START

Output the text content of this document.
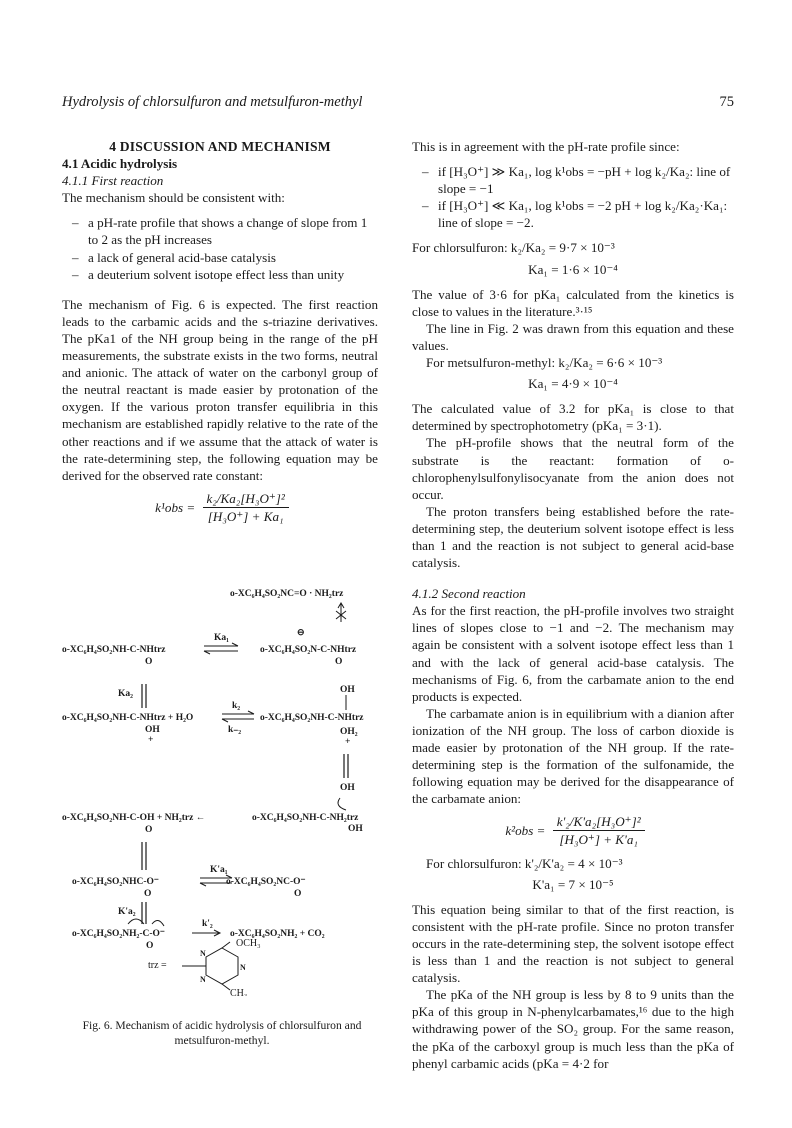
Hydrolysis of chlorsulfuron and metsulfuron-methyl	75

4 DISCUSSION AND MECHANISM

4.1 Acidic hydrolysis

4.1.1 First reaction

The mechanism should be consistent with:

– a pH-rate profile that shows a change of slope from 1 to 2 as the pH increases
– a lack of general acid-base catalysis
– a deuterium solvent isotope effect less than unity

The mechanism of Fig. 6 is expected. The first reaction leads to the carbamic acids and the s-triazine derivatives. The pKa1 of the NH group being in the range of the pH measurements, the substrate exists in the two forms, neutral and anionic. The attack of water on the carbonyl group of the neutral reactant is made easier by protonation of the oxygen. If the various proton transfer equilibria in this mechanism are established rapidly relative to the rate of the other reactions and if we assume that the attack of water is the rate-determining step, the following equation may be derived for the observed rate constant:

$k^1obs = \frac{\text{k₂/Ka₂[H₃O⁺]²}}{\text{[H₃O⁺] + Ka₁}}$
o-XC₆H₄SO₂NC=O · NH₂trz
⊖
o-XC₆H₄SO₂NH-C-NHtrz
O
Ka₁
o-XC₆H₄SO₂N-C-NHtrz
O
Ka₂
o-XC₆H₄SO₂NH-C-NHtrz + H₂O
OH
+
k₂
k₋₂
OH
o-XC₆H₄SO₂NH-C-NHtrz
OH₂
+
OH
o-XC₆H₄SO₂NH-C-OH + NH₂trz ←
O
o-XC₆H₄SO₂NH-C-NH₂trz
OH
o-XC₆H₄SO₂NHC-O⁻
O
K'a₁
o-XC₆H₄SO₂NC-O⁻
O
K'a₂
o-XC₆H₄SO₂NH₂-C-O⁻
O
k'₂
o-XC₆H₄SO₂NH₂ + CO₂
OCH₃
trz =
N
N
N
CH₃
Fig. 6. Mechanism of acidic hydrolysis of chlorsulfuron and metsulfuron-methyl.

This is in agreement with the pH-rate profile since:

– if [H₃O⁺] ≫ Ka₁, log k¹obs = −pH + log k₂/Ka₂: line of slope = −1
– if [H₃O⁺] ≪ Ka₁, log k¹obs = −2 pH + log k₂/Ka₂·Ka₁: line of slope = −2.

For chlorsulfuron: k₂/Ka₂ = 9·7 × 10⁻³

Ka₁ = 1·6 × 10⁻⁴

The value of 3·6 for pKa₁ calculated from the kinetics is close to values in the literature.³·¹⁵

The line in Fig. 2 was drawn from this equation and these values.

For metsulfuron-methyl: k₂/Ka₂ = 6·6 × 10⁻³

Ka₁ = 4·9 × 10⁻⁴

The calculated value of 3.2 for pKa₁ is close to that determined by spectrophotometry (pKa₁ = 3·1).

The pH-profile shows that the neutral form of the substrate is the reactant: formation of o-chlorophenylsulfonylisocyanate from the anion does not occur.

The proton transfers being established before the rate-determining step, the deuterium solvent isotope effect is less than 1 and the reaction is not subject to general acid-base catalysis.

4.1.2 Second reaction

As for the first reaction, the pH-profile involves two straight lines of slopes close to −1 and −2. The mechanism may again be consistent with a solvent isotope effect less than 1 and with the lack of general acid-base catalysis. The mechanisms of Fig. 6, from the carbamate anion to the end products is expected.

The carbamate anion is in equilibrium with a dianion after ionization of the NH group. The loss of carbon dioxide is made easier by protonation of the NH group. If the rate-determining step is the formation of the sulfonamide, the following equation may be derived for the disappearance of the carbamate anion:

$k^2obs = \frac{\text{k'₂/K'a₂[H₃O⁺]²}}{\text{[H₃O⁺] + K'a₁}}$

For chlorsulfuron: k'₂/K'a₂ = 4 × 10⁻³

K'a₁ = 7 × 10⁻⁵

This equation being similar to that of the first reaction, is consistent with the pH-rate profile. Since no proton transfer occurs in the rate-determining step, the solvent isotope effect is less than 1 and the reaction is not subject to general catalysis.

The pKa of the NH group is less by 8 to 9 units than the pKa of this group in N-phenylcarbamates,¹⁶ due to the high withdrawing power of the SO₂ group. For the same reason, the pKa of the carboxyl group is much less than the pKa of phenyl carbamic acids (pKa = 4·2 for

END

### Short task
Show, from the listing above, each line that contains the word "methyl".

### Response to the exercise
Hydrolysis of chlorsulfuron and metsulfuron-methyl	75
Fig. 6. Mechanism of acidic hydrolysis of chlorsulfuron and metsulfuron-methyl.
For metsulfuron-methyl: k₂/Ka₂ = 6·6 × 10⁻³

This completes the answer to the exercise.